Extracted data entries
>> BEGIN

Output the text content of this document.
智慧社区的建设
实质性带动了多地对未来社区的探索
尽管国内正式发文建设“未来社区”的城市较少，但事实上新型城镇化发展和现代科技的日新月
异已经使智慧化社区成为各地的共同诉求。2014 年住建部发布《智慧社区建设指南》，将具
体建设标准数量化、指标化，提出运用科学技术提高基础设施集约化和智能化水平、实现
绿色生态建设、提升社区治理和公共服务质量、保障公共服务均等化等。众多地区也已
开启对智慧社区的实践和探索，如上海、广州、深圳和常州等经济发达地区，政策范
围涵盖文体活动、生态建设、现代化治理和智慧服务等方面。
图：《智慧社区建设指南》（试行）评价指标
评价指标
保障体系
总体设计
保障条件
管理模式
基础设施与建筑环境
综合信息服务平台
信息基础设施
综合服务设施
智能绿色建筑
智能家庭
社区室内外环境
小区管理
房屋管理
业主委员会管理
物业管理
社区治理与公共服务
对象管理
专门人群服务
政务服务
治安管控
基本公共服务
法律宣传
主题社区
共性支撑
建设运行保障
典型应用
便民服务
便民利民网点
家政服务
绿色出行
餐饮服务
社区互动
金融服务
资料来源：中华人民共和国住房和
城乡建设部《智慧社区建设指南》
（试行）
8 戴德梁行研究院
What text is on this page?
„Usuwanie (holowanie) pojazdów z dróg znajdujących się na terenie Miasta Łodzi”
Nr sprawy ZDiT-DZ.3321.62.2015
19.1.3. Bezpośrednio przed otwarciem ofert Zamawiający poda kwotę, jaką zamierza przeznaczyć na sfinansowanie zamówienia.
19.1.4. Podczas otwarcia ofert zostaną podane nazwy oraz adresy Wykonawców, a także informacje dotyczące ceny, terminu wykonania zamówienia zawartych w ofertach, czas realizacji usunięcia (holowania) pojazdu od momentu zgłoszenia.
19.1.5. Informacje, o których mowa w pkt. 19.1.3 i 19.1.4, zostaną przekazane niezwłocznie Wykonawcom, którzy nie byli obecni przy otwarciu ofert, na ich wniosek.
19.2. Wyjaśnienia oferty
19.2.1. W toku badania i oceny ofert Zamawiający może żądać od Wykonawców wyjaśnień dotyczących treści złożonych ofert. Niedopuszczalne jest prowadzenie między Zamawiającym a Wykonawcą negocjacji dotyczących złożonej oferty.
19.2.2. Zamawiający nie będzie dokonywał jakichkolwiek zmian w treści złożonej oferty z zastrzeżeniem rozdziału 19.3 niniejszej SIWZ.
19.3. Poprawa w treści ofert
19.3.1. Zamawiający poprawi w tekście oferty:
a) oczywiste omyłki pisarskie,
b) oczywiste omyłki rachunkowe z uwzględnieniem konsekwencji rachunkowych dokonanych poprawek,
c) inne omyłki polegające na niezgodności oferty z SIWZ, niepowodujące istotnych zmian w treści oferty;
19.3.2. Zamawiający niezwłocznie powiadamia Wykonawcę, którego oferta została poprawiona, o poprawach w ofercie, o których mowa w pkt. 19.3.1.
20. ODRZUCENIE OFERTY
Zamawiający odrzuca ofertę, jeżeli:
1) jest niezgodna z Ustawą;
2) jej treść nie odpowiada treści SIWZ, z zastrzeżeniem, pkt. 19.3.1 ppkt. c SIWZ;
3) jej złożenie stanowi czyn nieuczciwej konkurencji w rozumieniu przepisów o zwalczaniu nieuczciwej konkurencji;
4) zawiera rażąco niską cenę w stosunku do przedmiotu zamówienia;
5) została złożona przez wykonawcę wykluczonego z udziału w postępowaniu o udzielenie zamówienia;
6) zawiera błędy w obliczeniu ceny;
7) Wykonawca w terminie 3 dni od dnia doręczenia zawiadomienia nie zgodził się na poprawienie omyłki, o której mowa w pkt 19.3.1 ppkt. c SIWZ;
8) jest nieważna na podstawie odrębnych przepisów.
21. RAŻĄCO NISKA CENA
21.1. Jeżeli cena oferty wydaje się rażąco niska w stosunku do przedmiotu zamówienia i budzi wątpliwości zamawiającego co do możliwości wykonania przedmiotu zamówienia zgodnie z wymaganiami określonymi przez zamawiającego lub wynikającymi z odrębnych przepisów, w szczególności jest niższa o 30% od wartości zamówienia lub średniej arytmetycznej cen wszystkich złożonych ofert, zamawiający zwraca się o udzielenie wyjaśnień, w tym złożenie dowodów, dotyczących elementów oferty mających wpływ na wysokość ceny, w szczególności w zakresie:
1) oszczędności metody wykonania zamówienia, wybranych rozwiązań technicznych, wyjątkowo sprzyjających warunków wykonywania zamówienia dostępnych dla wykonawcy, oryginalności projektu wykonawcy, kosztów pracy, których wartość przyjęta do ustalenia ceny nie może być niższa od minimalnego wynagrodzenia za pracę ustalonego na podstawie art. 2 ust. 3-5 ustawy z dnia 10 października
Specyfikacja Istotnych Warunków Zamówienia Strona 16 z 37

>> END

Goal: Gather every line from the entries above where the word "została" appears, and copy them.

Answer to the task:
19.3.2. Zamawiający niezwłocznie powiadamia Wykonawcę, którego oferta została poprawiona, o poprawach w ofercie, o których mowa w pkt. 19.3.1.
5) została złożona przez wykonawcę wykluczonego z udziału w postępowaniu o udzielenie zamówienia;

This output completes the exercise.